DATA FOR PROCESSING ::

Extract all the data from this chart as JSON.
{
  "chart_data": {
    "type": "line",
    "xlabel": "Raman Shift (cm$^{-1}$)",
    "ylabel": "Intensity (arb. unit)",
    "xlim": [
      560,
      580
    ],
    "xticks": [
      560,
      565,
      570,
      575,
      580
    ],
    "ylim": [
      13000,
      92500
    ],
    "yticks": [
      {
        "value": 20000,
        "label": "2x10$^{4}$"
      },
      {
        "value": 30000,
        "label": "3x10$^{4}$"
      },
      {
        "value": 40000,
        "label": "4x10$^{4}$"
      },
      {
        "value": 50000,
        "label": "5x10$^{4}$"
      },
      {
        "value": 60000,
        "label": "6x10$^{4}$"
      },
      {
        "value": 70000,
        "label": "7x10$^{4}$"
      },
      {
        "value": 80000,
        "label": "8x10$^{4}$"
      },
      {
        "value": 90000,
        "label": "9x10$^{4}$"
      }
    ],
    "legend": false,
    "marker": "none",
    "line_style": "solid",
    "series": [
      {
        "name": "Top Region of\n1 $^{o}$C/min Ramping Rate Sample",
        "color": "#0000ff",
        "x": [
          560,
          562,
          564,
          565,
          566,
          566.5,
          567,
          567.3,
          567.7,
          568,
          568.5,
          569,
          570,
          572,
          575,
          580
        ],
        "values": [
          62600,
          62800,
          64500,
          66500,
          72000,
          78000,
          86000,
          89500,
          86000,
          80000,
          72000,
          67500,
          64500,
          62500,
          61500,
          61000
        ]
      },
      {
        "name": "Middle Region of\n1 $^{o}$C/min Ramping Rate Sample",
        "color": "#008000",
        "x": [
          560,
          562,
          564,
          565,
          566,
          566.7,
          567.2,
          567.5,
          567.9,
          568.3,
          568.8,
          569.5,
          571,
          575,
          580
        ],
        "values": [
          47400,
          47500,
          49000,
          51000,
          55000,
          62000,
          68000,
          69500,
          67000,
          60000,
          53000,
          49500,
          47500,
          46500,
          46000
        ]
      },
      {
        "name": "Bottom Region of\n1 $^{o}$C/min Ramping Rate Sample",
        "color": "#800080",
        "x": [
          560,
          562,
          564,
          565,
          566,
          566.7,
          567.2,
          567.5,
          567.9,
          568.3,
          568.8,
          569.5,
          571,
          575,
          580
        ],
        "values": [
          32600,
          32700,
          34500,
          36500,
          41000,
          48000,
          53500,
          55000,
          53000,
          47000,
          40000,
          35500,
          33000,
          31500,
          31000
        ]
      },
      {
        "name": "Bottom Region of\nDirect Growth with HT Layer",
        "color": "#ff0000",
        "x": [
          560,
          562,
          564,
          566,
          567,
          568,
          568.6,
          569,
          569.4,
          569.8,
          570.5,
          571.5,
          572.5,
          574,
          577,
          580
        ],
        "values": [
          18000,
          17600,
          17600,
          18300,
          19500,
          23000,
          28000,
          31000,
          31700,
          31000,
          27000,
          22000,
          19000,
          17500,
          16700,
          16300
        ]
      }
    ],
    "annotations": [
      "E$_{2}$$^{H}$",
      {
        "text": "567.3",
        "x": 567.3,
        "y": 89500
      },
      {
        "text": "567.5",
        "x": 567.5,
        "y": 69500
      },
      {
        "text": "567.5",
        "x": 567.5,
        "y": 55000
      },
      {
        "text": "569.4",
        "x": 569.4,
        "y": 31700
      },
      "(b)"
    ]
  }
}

TASK REQUIREMENTS :: Write out the complete set of records exactly as given.

FINISHED EXERCISE ::
Extract all the data from this chart as JSON.
{
  "chart_data": {
    "type": "line",
    "xlabel": "Raman Shift (cm$^{-1}$)",
    "ylabel": "Intensity (arb. unit)",
    "xlim": [
      560,
      580
    ],
    "xticks": [
      560,
      565,
      570,
      575,
      580
    ],
    "ylim": [
      13000,
      92500
    ],
    "yticks": [
      {
        "value": 20000,
        "label": "2x10$^{4}$"
      },
      {
        "value": 30000,
        "label": "3x10$^{4}$"
      },
      {
        "value": 40000,
        "label": "4x10$^{4}$"
      },
      {
        "value": 50000,
        "label": "5x10$^{4}$"
      },
      {
        "value": 60000,
        "label": "6x10$^{4}$"
      },
      {
        "value": 70000,
        "label": "7x10$^{4}$"
      },
      {
        "value": 80000,
        "label": "8x10$^{4}$"
      },
      {
        "value": 90000,
        "label": "9x10$^{4}$"
      }
    ],
    "legend": false,
    "marker": "none",
    "line_style": "solid",
    "series": [
      {
        "name": "Top Region of\n1 $^{o}$C/min Ramping Rate Sample",
        "color": "#0000ff",
        "x": [
          560,
          562,
          564,
          565,
          566,
          566.5,
          567,
          567.3,
          567.7,
          568,
          568.5,
          569,
          570,
          572,
          575,
          580
        ],
        "values": [
          62600,
          62800,
          64500,
          66500,
          72000,
          78000,
          86000,
          89500,
          86000,
          80000,
          72000,
          67500,
          64500,
          62500,
          61500,
          61000
        ]
      },
      {
        "name": "Middle Region of\n1 $^{o}$C/min Ramping Rate Sample",
        "color": "#008000",
        "x": [
          560,
          562,
          564,
          565,
          566,
          566.7,
          567.2,
          567.5,
          567.9,
          568.3,
          568.8,
          569.5,
          571,
          575,
          580
        ],
        "values": [
          47400,
          47500,
          49000,
          51000,
          55000,
          62000,
          68000,
          69500,
          67000,
          60000,
          53000,
          49500,
          47500,
          46500,
          46000
        ]
      },
      {
        "name": "Bottom Region of\n1 $^{o}$C/min Ramping Rate Sample",
        "color": "#800080",
        "x": [
          560,
          562,
          564,
          565,
          566,
          566.7,
          567.2,
          567.5,
          567.9,
          568.3,
          568.8,
          569.5,
          571,
          575,
          580
        ],
        "values": [
          32600,
          32700,
          34500,
          36500,
          41000,
          48000,
          53500,
          55000,
          53000,
          47000,
          40000,
          35500,
          33000,
          31500,
          31000
        ]
      },
      {
        "name": "Bottom Region of\nDirect Growth with HT Layer",
        "color": "#ff0000",
        "x": [
          560,
          562,
          564,
          566,
          567,
          568,
          568.6,
          569,
          569.4,
          569.8,
          570.5,
          571.5,
          572.5,
          574,
          577,
          580
        ],
        "values": [
          18000,
          17600,
          17600,
          18300,
          19500,
          23000,
          28000,
          31000,
          31700,
          31000,
          27000,
          22000,
          19000,
          17500,
          16700,
          16300
        ]
      }
    ],
    "annotations": [
      "E$_{2}$$^{H}$",
      {
        "text": "567.3",
        "x": 567.3,
        "y": 89500
      },
      {
        "text": "567.5",
        "x": 567.5,
        "y": 69500
      },
      {
        "text": "567.5",
        "x": 567.5,
        "y": 55000
      },
      {
        "text": "569.4",
        "x": 569.4,
        "y": 31700
      },
      "(b)"
    ]
  }
}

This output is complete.